_AVAILABLE RECORDS:_

__________

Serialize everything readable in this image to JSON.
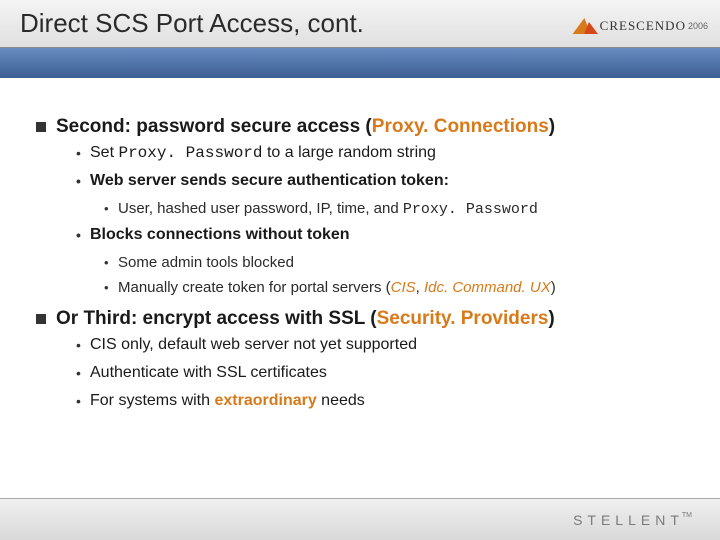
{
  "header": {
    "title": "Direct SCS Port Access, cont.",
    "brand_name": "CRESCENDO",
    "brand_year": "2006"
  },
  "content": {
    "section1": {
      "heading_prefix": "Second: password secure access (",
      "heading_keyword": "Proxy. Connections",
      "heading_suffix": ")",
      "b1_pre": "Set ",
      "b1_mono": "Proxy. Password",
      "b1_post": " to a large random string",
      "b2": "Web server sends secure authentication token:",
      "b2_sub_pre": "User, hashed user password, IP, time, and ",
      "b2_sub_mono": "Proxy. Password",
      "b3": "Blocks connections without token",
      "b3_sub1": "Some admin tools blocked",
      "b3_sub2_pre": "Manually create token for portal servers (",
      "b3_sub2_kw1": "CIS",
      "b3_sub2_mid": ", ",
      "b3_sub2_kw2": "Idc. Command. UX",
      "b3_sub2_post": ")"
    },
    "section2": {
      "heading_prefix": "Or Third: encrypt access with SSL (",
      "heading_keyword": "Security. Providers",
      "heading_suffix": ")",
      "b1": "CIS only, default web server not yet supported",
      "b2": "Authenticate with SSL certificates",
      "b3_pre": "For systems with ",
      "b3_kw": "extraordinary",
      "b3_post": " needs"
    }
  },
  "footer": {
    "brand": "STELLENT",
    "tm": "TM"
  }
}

__________

_YOUR TASK:_ Write the entries above out in full, exactly, with no images.

_RESPONSE:_
Serialize everything readable in this image to JSON.
{
  "header": {
    "title": "Direct SCS Port Access, cont.",
    "brand_name": "CRESCENDO",
    "brand_year": "2006"
  },
  "content": {
    "section1": {
      "heading_prefix": "Second: password secure access (",
      "heading_keyword": "Proxy. Connections",
      "heading_suffix": ")",
      "b1_pre": "Set ",
      "b1_mono": "Proxy. Password",
      "b1_post": " to a large random string",
      "b2": "Web server sends secure authentication token:",
      "b2_sub_pre": "User, hashed user password, IP, time, and ",
      "b2_sub_mono": "Proxy. Password",
      "b3": "Blocks connections without token",
      "b3_sub1": "Some admin tools blocked",
      "b3_sub2_pre": "Manually create token for portal servers (",
      "b3_sub2_kw1": "CIS",
      "b3_sub2_mid": ", ",
      "b3_sub2_kw2": "Idc. Command. UX",
      "b3_sub2_post": ")"
    },
    "section2": {
      "heading_prefix": "Or Third: encrypt access with SSL (",
      "heading_keyword": "Security. Providers",
      "heading_suffix": ")",
      "b1": "CIS only, default web server not yet supported",
      "b2": "Authenticate with SSL certificates",
      "b3_pre": "For systems with ",
      "b3_kw": "extraordinary",
      "b3_post": " needs"
    }
  },
  "footer": {
    "brand": "STELLENT",
    "tm": "TM"
  }
}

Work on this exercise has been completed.